Check each line of the listing for the string "Lord", then state how many lines have it. Only the number is wanted.
-- Start of AVAILABLE RECORDS --
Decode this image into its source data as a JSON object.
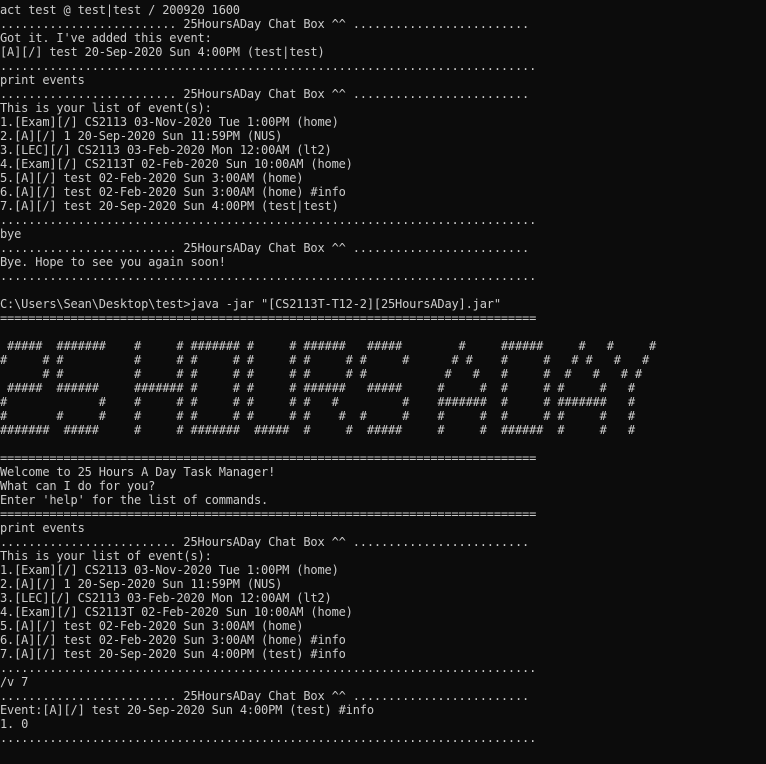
{
  "terminal": {
    "background": "#0c0c0c",
    "foreground": "#cccccc",
    "lines": [
      "act test @ test|test / 200920 1600",
      "......................... 25HoursADay Chat Box ^^ .........................",
      "Got it. I've added this event:",
      "[A][/] test 20-Sep-2020 Sun 4:00PM (test|test)",
      "............................................................................",
      "print events",
      "......................... 25HoursADay Chat Box ^^ .........................",
      "This is your list of event(s):",
      "1.[Exam][/] CS2113 03-Nov-2020 Tue 1:00PM (home)",
      "2.[A][/] 1 20-Sep-2020 Sun 11:59PM (NUS)",
      "3.[LEC][/] CS2113 03-Feb-2020 Mon 12:00AM (lt2)",
      "4.[Exam][/] CS2113T 02-Feb-2020 Sun 10:00AM (home)",
      "5.[A][/] test 02-Feb-2020 Sun 3:00AM (home)",
      "6.[A][/] test 02-Feb-2020 Sun 3:00AM (home) #info",
      "7.[A][/] test 20-Sep-2020 Sun 4:00PM (test|test)",
      "............................................................................",
      "bye",
      "......................... 25HoursADay Chat Box ^^ .........................",
      "Bye. Hope to see you again soon!",
      "............................................................................",
      "",
      "C:\\Users\\Sean\\Desktop\\test>java -jar \"[CS2113T-T12-2][25HoursADay].jar\"",
      "============================================================================",
      "",
      " #####  #######    #     # ####### #     # ######   #####        #     ######     #   #     #",
      "#     # #          #     # #     # #     # #     # #     #      # #    #     #   # #   #   #",
      "      # #          #     # #     # #     # #     # #           #   #   #     #  #   #   # #",
      " #####  ######     ####### #     # #     # ######   #####     #     #  #     # #     #   #",
      "#             #    #     # #     # #     # #   #         #    #######  #     # #######   #",
      "#       #     #    #     # #     # #     # #    #  #     #    #     #  #     # #     #   #",
      "#######  #####     #     # #######  #####  #     #  #####     #     #  ######  #     #   #",
      "",
      "============================================================================",
      "Welcome to 25 Hours A Day Task Manager!",
      "What can I do for you?",
      "Enter 'help' for the list of commands.",
      "============================================================================",
      "print events",
      "......................... 25HoursADay Chat Box ^^ .........................",
      "This is your list of event(s):",
      "1.[Exam][/] CS2113 03-Nov-2020 Tue 1:00PM (home)",
      "2.[A][/] 1 20-Sep-2020 Sun 11:59PM (NUS)",
      "3.[LEC][/] CS2113 03-Feb-2020 Mon 12:00AM (lt2)",
      "4.[Exam][/] CS2113T 02-Feb-2020 Sun 10:00AM (home)",
      "5.[A][/] test 02-Feb-2020 Sun 3:00AM (home)",
      "6.[A][/] test 02-Feb-2020 Sun 3:00AM (home) #info",
      "7.[A][/] test 20-Sep-2020 Sun 4:00PM (test) #info",
      "............................................................................",
      "/v 7",
      "......................... 25HoursADay Chat Box ^^ .........................",
      "Event:[A][/] test 20-Sep-2020 Sun 4:00PM (test) #info",
      "1. 0",
      "............................................................................"
    ]
  }
}
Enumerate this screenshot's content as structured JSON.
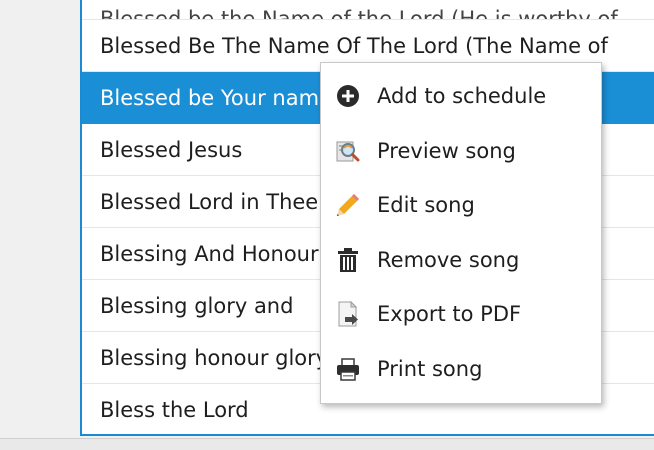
{
  "song_list": {
    "rows": [
      {
        "title": "Blessed be the Name of the Lord (He is worthy of",
        "partial": true,
        "selected": false
      },
      {
        "title": "Blessed Be The Name Of The Lord (The Name of",
        "partial": false,
        "selected": false
      },
      {
        "title": "Blessed be Your name",
        "partial": false,
        "selected": true
      },
      {
        "title": "Blessed Jesus",
        "partial": false,
        "selected": false
      },
      {
        "title": "Blessed Lord in Thee",
        "partial": false,
        "selected": false
      },
      {
        "title": "Blessing And Honour",
        "partial": false,
        "selected": false
      },
      {
        "title": "Blessing glory and",
        "partial": false,
        "selected": false
      },
      {
        "title": "Blessing honour glory",
        "partial": false,
        "selected": false
      },
      {
        "title": "Bless the Lord",
        "partial": false,
        "selected": false
      }
    ]
  },
  "context_menu": {
    "items": [
      {
        "label": "Add to schedule",
        "icon": "add-circle-icon"
      },
      {
        "label": "Preview song",
        "icon": "preview-magnifier-icon"
      },
      {
        "label": "Edit song",
        "icon": "pencil-icon"
      },
      {
        "label": "Remove song",
        "icon": "trash-icon"
      },
      {
        "label": "Export to PDF",
        "icon": "export-document-icon"
      },
      {
        "label": "Print song",
        "icon": "printer-icon"
      }
    ]
  },
  "colors": {
    "selection": "#1b8fd6",
    "list_border": "#1a8ad4"
  }
}
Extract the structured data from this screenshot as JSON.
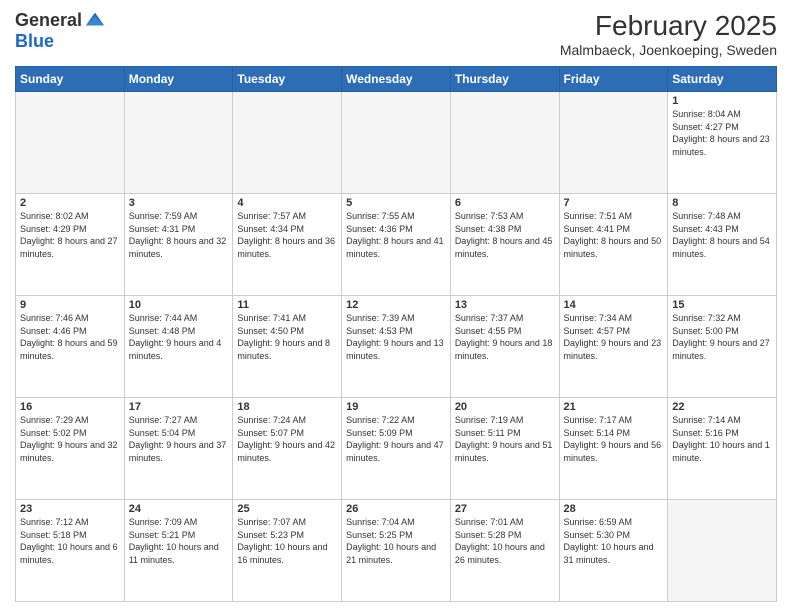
{
  "header": {
    "logo_general": "General",
    "logo_blue": "Blue",
    "month_year": "February 2025",
    "location": "Malmbaeck, Joenkoeping, Sweden"
  },
  "days_of_week": [
    "Sunday",
    "Monday",
    "Tuesday",
    "Wednesday",
    "Thursday",
    "Friday",
    "Saturday"
  ],
  "weeks": [
    [
      {
        "num": "",
        "info": ""
      },
      {
        "num": "",
        "info": ""
      },
      {
        "num": "",
        "info": ""
      },
      {
        "num": "",
        "info": ""
      },
      {
        "num": "",
        "info": ""
      },
      {
        "num": "",
        "info": ""
      },
      {
        "num": "1",
        "info": "Sunrise: 8:04 AM\nSunset: 4:27 PM\nDaylight: 8 hours and 23 minutes."
      }
    ],
    [
      {
        "num": "2",
        "info": "Sunrise: 8:02 AM\nSunset: 4:29 PM\nDaylight: 8 hours and 27 minutes."
      },
      {
        "num": "3",
        "info": "Sunrise: 7:59 AM\nSunset: 4:31 PM\nDaylight: 8 hours and 32 minutes."
      },
      {
        "num": "4",
        "info": "Sunrise: 7:57 AM\nSunset: 4:34 PM\nDaylight: 8 hours and 36 minutes."
      },
      {
        "num": "5",
        "info": "Sunrise: 7:55 AM\nSunset: 4:36 PM\nDaylight: 8 hours and 41 minutes."
      },
      {
        "num": "6",
        "info": "Sunrise: 7:53 AM\nSunset: 4:38 PM\nDaylight: 8 hours and 45 minutes."
      },
      {
        "num": "7",
        "info": "Sunrise: 7:51 AM\nSunset: 4:41 PM\nDaylight: 8 hours and 50 minutes."
      },
      {
        "num": "8",
        "info": "Sunrise: 7:48 AM\nSunset: 4:43 PM\nDaylight: 8 hours and 54 minutes."
      }
    ],
    [
      {
        "num": "9",
        "info": "Sunrise: 7:46 AM\nSunset: 4:46 PM\nDaylight: 8 hours and 59 minutes."
      },
      {
        "num": "10",
        "info": "Sunrise: 7:44 AM\nSunset: 4:48 PM\nDaylight: 9 hours and 4 minutes."
      },
      {
        "num": "11",
        "info": "Sunrise: 7:41 AM\nSunset: 4:50 PM\nDaylight: 9 hours and 8 minutes."
      },
      {
        "num": "12",
        "info": "Sunrise: 7:39 AM\nSunset: 4:53 PM\nDaylight: 9 hours and 13 minutes."
      },
      {
        "num": "13",
        "info": "Sunrise: 7:37 AM\nSunset: 4:55 PM\nDaylight: 9 hours and 18 minutes."
      },
      {
        "num": "14",
        "info": "Sunrise: 7:34 AM\nSunset: 4:57 PM\nDaylight: 9 hours and 23 minutes."
      },
      {
        "num": "15",
        "info": "Sunrise: 7:32 AM\nSunset: 5:00 PM\nDaylight: 9 hours and 27 minutes."
      }
    ],
    [
      {
        "num": "16",
        "info": "Sunrise: 7:29 AM\nSunset: 5:02 PM\nDaylight: 9 hours and 32 minutes."
      },
      {
        "num": "17",
        "info": "Sunrise: 7:27 AM\nSunset: 5:04 PM\nDaylight: 9 hours and 37 minutes."
      },
      {
        "num": "18",
        "info": "Sunrise: 7:24 AM\nSunset: 5:07 PM\nDaylight: 9 hours and 42 minutes."
      },
      {
        "num": "19",
        "info": "Sunrise: 7:22 AM\nSunset: 5:09 PM\nDaylight: 9 hours and 47 minutes."
      },
      {
        "num": "20",
        "info": "Sunrise: 7:19 AM\nSunset: 5:11 PM\nDaylight: 9 hours and 51 minutes."
      },
      {
        "num": "21",
        "info": "Sunrise: 7:17 AM\nSunset: 5:14 PM\nDaylight: 9 hours and 56 minutes."
      },
      {
        "num": "22",
        "info": "Sunrise: 7:14 AM\nSunset: 5:16 PM\nDaylight: 10 hours and 1 minute."
      }
    ],
    [
      {
        "num": "23",
        "info": "Sunrise: 7:12 AM\nSunset: 5:18 PM\nDaylight: 10 hours and 6 minutes."
      },
      {
        "num": "24",
        "info": "Sunrise: 7:09 AM\nSunset: 5:21 PM\nDaylight: 10 hours and 11 minutes."
      },
      {
        "num": "25",
        "info": "Sunrise: 7:07 AM\nSunset: 5:23 PM\nDaylight: 10 hours and 16 minutes."
      },
      {
        "num": "26",
        "info": "Sunrise: 7:04 AM\nSunset: 5:25 PM\nDaylight: 10 hours and 21 minutes."
      },
      {
        "num": "27",
        "info": "Sunrise: 7:01 AM\nSunset: 5:28 PM\nDaylight: 10 hours and 26 minutes."
      },
      {
        "num": "28",
        "info": "Sunrise: 6:59 AM\nSunset: 5:30 PM\nDaylight: 10 hours and 31 minutes."
      },
      {
        "num": "",
        "info": ""
      }
    ]
  ]
}
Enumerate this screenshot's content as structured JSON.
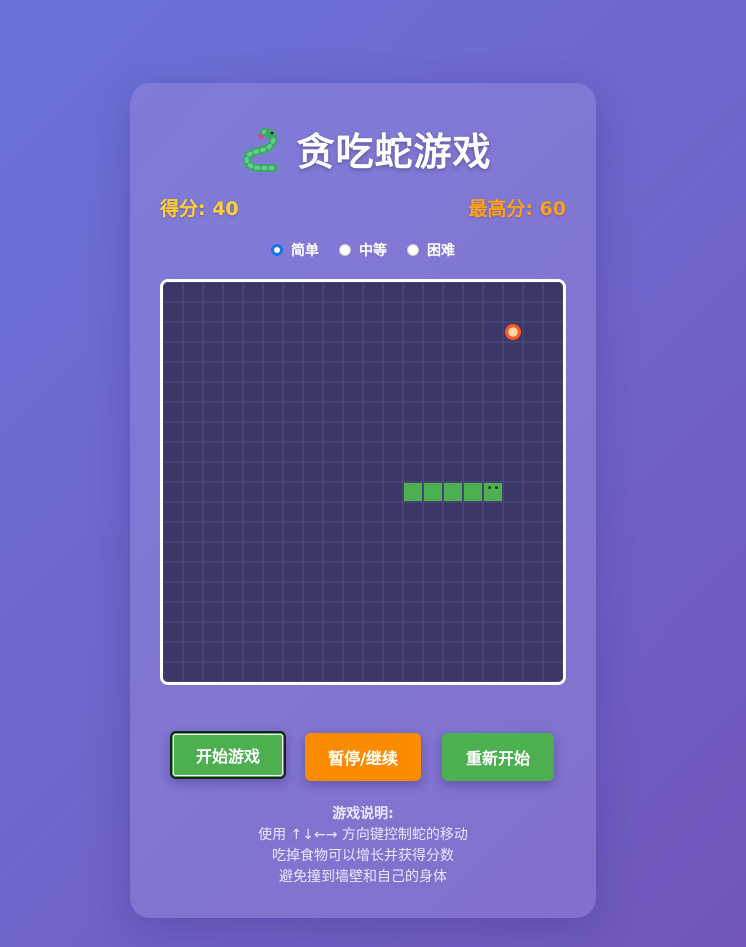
{
  "header": {
    "icon": "snake-icon",
    "title": "贪吃蛇游戏"
  },
  "score": {
    "text": "得分: 40",
    "value": 40
  },
  "high_score": {
    "text": "最高分: 60",
    "value": 60
  },
  "difficulty": {
    "options": [
      "简单",
      "中等",
      "困难"
    ],
    "selected": "简单"
  },
  "board": {
    "grid_cols": 20,
    "grid_rows": 20,
    "snake": [
      [
        12,
        10
      ],
      [
        13,
        10
      ],
      [
        14,
        10
      ],
      [
        15,
        10
      ],
      [
        16,
        10
      ]
    ],
    "snake_head": [
      16,
      10
    ],
    "food": [
      17,
      2
    ],
    "colors": {
      "background": "#3b3766",
      "grid_line": "#524d80",
      "snake": "#4caf50",
      "food": "#ff5722"
    }
  },
  "buttons": {
    "start": "开始游戏",
    "pause": "暂停/继续",
    "restart": "重新开始"
  },
  "instructions": {
    "heading": "游戏说明:",
    "lines": [
      "使用 ↑↓←→ 方向键控制蛇的移动",
      "吃掉食物可以增长并获得分数",
      "避免撞到墙壁和自己的身体"
    ]
  }
}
-- End of AVAILABLE RECORDS --
▶ **RESPONSE TO THIS EXERCISE**
4